**Data for this exercise**
- - -
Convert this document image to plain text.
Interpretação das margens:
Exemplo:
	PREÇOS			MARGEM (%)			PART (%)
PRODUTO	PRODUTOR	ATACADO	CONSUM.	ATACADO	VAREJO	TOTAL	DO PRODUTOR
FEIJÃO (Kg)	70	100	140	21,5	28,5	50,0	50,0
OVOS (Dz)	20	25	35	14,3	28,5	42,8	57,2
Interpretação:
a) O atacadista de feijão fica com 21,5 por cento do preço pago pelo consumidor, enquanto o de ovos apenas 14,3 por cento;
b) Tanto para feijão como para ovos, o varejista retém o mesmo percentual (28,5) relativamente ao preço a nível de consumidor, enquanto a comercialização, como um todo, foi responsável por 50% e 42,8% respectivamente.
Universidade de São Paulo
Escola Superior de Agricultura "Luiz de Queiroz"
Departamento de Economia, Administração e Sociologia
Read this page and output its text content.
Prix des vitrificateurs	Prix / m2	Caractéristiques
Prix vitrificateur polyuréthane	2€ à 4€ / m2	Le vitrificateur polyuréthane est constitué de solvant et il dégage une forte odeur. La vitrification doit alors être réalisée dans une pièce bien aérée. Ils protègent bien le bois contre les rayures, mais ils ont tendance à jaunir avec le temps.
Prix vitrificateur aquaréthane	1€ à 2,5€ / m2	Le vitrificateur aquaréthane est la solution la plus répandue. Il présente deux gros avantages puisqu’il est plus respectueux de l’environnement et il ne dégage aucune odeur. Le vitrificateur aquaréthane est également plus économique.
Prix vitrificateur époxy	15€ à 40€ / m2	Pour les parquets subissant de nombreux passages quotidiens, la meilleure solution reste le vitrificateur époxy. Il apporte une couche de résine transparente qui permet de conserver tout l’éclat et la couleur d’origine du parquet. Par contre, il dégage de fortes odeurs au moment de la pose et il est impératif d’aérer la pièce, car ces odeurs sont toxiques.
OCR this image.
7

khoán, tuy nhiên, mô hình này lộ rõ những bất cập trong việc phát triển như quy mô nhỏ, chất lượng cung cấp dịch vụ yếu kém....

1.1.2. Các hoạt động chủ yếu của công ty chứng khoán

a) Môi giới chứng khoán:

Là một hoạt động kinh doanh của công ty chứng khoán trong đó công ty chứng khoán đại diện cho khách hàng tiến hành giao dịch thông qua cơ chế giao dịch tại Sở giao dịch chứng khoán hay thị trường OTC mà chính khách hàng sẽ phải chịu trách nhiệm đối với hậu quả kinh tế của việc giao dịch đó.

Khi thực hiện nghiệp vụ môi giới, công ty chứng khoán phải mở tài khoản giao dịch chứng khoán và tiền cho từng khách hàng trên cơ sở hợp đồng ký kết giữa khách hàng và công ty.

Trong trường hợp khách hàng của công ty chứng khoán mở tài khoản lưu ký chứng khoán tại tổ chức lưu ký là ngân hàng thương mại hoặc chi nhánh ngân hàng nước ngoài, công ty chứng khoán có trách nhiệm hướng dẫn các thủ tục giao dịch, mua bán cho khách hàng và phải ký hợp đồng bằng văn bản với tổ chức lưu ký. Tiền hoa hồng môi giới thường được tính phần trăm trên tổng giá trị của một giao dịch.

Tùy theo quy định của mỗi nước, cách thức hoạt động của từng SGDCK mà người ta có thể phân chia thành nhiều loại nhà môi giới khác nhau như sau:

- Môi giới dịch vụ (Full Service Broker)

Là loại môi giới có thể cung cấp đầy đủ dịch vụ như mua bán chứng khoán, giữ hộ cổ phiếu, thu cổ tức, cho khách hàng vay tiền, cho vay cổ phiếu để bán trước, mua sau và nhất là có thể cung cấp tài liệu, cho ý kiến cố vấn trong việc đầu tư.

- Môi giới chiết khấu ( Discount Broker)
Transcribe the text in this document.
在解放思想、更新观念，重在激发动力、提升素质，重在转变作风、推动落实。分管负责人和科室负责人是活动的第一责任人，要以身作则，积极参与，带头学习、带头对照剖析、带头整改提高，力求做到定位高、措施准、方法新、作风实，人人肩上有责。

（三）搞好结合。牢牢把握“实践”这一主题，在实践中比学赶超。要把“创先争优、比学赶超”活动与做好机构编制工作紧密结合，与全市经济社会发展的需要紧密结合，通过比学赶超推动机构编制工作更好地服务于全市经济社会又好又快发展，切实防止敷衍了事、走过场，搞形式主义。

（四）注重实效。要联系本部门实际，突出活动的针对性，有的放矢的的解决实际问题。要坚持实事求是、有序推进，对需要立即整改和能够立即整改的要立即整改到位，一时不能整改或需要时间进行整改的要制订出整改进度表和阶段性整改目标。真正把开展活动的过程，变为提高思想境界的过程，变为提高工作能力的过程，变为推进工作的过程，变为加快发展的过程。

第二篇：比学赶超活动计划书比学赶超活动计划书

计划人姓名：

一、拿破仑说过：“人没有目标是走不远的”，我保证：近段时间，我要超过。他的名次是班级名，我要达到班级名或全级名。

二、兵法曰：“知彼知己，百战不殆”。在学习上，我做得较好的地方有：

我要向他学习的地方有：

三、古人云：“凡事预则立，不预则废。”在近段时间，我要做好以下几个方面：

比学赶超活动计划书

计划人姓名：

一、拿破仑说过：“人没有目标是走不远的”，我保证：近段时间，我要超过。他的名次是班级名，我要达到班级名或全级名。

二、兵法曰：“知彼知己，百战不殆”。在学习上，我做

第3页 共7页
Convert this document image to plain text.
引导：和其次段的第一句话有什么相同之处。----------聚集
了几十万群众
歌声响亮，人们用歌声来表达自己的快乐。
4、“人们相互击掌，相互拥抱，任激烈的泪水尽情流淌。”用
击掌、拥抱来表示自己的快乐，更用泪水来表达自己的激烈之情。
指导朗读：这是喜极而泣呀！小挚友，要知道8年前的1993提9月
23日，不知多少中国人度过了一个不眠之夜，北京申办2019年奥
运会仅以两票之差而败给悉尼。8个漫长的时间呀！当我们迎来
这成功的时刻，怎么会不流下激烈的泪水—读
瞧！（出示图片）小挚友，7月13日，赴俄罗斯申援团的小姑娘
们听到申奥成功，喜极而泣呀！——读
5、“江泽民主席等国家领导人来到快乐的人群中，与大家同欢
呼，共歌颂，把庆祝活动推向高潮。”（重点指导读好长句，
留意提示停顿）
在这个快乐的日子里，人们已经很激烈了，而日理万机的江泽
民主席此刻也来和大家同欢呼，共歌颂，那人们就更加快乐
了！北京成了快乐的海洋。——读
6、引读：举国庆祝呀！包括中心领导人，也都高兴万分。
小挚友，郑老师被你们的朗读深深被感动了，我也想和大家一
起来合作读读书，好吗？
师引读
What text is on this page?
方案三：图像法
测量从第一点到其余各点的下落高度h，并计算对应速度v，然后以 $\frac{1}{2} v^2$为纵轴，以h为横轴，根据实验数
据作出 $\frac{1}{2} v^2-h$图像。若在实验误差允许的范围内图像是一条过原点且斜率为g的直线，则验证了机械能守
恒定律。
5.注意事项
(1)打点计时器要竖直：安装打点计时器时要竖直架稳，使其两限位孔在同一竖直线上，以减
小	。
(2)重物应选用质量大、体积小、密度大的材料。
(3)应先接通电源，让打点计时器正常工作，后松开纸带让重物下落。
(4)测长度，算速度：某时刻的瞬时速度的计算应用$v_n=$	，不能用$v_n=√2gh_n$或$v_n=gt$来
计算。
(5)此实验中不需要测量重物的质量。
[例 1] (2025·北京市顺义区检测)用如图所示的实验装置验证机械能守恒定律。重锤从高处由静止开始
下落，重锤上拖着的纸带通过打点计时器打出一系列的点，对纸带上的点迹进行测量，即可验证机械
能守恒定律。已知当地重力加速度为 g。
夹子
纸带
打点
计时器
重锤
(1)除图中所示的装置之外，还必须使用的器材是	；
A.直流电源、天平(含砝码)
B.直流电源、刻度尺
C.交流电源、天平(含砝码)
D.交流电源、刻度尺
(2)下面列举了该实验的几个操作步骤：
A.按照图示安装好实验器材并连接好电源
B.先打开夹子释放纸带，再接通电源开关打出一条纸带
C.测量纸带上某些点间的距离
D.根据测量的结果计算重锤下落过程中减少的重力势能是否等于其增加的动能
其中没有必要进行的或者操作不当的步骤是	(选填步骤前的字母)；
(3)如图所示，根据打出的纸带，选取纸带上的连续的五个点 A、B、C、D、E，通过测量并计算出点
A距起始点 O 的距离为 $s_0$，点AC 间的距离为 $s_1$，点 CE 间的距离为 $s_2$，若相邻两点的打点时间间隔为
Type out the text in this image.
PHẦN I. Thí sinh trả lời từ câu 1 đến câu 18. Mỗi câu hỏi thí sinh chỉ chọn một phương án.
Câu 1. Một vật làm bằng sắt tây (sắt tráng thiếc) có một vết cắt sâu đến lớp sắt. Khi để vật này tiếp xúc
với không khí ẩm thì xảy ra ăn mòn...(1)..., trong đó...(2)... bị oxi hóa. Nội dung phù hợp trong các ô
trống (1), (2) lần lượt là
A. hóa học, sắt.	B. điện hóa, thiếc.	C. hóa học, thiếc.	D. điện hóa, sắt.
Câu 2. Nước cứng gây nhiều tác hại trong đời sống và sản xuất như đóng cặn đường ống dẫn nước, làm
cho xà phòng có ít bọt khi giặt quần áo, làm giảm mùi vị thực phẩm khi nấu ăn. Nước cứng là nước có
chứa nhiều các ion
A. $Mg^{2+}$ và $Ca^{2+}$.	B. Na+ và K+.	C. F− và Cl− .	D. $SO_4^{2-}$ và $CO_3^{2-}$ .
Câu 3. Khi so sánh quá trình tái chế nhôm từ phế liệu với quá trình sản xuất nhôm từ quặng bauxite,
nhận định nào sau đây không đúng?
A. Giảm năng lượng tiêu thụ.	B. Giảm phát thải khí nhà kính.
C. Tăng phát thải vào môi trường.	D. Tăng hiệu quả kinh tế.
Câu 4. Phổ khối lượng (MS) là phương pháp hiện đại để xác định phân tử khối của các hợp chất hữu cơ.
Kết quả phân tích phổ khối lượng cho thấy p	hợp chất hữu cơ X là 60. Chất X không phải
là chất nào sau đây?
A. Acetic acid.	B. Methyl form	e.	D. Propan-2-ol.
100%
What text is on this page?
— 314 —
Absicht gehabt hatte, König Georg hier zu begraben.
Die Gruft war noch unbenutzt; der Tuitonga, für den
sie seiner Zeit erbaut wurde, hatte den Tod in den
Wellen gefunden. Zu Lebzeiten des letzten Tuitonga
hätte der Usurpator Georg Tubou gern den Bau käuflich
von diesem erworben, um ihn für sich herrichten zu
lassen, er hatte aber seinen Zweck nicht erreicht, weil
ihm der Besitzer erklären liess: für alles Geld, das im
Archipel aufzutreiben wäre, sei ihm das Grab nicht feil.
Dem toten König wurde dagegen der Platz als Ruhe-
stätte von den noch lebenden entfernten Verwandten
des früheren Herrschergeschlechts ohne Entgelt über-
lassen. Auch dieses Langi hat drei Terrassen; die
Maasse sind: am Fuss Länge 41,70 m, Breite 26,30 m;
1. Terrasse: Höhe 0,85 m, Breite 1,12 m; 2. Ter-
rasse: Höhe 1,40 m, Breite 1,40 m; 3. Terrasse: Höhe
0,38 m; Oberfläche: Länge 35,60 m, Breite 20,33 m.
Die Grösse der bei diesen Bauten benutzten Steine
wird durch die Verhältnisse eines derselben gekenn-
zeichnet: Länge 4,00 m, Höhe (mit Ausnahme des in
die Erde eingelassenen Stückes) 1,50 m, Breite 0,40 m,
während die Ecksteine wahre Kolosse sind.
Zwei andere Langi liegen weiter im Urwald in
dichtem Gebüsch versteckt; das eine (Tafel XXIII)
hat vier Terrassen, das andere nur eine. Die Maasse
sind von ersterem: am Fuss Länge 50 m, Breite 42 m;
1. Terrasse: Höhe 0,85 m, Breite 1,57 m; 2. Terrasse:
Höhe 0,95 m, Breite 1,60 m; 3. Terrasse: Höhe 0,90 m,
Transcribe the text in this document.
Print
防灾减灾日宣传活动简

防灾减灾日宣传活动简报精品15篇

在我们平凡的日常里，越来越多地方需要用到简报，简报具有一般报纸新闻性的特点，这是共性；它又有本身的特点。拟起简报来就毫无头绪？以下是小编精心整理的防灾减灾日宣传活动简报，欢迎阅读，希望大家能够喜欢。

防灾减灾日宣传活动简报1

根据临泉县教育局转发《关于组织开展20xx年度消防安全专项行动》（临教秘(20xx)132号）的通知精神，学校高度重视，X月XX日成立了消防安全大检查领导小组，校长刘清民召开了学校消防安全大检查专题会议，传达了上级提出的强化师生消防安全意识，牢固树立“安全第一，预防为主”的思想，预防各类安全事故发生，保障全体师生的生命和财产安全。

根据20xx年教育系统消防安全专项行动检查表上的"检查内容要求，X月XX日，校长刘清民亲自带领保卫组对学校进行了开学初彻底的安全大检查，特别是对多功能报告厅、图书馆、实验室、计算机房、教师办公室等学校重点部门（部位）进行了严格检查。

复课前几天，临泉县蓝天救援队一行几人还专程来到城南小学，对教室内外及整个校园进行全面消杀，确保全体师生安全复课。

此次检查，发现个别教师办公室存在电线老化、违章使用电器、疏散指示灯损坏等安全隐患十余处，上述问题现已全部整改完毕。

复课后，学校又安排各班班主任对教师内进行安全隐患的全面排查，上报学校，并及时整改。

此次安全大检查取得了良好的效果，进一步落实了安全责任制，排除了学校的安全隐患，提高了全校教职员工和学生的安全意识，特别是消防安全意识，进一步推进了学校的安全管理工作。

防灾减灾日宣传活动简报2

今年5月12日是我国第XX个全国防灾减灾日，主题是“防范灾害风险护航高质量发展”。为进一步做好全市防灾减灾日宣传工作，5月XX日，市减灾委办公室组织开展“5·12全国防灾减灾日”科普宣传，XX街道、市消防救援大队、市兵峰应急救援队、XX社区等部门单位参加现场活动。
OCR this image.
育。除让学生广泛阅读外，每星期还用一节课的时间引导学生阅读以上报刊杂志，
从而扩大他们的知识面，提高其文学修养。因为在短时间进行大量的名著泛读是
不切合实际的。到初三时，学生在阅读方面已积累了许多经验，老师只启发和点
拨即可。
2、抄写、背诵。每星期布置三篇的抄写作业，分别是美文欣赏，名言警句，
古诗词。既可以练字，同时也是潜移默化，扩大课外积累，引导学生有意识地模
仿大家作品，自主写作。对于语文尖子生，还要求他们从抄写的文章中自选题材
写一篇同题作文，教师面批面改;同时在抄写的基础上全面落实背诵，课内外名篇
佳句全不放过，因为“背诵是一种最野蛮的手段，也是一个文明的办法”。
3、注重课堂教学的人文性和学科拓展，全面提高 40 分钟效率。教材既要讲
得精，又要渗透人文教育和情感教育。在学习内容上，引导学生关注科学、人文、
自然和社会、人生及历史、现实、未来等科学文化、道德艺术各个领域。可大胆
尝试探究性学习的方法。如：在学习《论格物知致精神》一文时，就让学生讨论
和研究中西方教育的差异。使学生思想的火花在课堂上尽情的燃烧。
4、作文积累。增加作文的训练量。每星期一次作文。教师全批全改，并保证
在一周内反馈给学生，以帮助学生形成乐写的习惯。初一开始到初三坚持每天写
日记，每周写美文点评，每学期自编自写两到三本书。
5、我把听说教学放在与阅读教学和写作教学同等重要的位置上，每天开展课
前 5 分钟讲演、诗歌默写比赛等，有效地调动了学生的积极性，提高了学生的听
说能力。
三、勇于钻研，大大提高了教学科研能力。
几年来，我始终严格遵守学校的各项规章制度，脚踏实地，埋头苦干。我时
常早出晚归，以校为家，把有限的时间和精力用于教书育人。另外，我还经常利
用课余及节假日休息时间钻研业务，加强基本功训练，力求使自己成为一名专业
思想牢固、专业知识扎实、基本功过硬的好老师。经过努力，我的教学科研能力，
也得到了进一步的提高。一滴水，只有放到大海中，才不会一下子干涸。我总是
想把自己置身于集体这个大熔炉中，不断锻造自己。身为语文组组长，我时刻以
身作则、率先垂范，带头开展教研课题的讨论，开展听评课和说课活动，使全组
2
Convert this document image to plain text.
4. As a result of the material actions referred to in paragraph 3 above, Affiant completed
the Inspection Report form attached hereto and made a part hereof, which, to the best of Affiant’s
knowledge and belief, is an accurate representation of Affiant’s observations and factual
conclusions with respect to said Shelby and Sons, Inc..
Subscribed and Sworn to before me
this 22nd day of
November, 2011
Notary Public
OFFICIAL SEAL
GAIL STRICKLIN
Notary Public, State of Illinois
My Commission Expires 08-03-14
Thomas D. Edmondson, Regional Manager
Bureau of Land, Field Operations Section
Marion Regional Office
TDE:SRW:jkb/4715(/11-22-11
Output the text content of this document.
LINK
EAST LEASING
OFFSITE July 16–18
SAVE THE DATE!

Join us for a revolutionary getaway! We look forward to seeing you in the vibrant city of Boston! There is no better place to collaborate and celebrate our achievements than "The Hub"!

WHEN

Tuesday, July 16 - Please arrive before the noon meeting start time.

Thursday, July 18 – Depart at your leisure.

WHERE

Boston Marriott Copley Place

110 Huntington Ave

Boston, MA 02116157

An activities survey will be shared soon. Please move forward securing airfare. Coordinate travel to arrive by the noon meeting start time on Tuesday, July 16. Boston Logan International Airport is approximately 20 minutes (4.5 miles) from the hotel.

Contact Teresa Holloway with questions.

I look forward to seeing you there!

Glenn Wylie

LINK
- - -
**Exercise aim**
Locate all lines holding the word "before", then copy them out.

**Reply to the exercise**
Subscribed and Sworn to before me
Tuesday, July 16 - Please arrive before the noon meeting start time.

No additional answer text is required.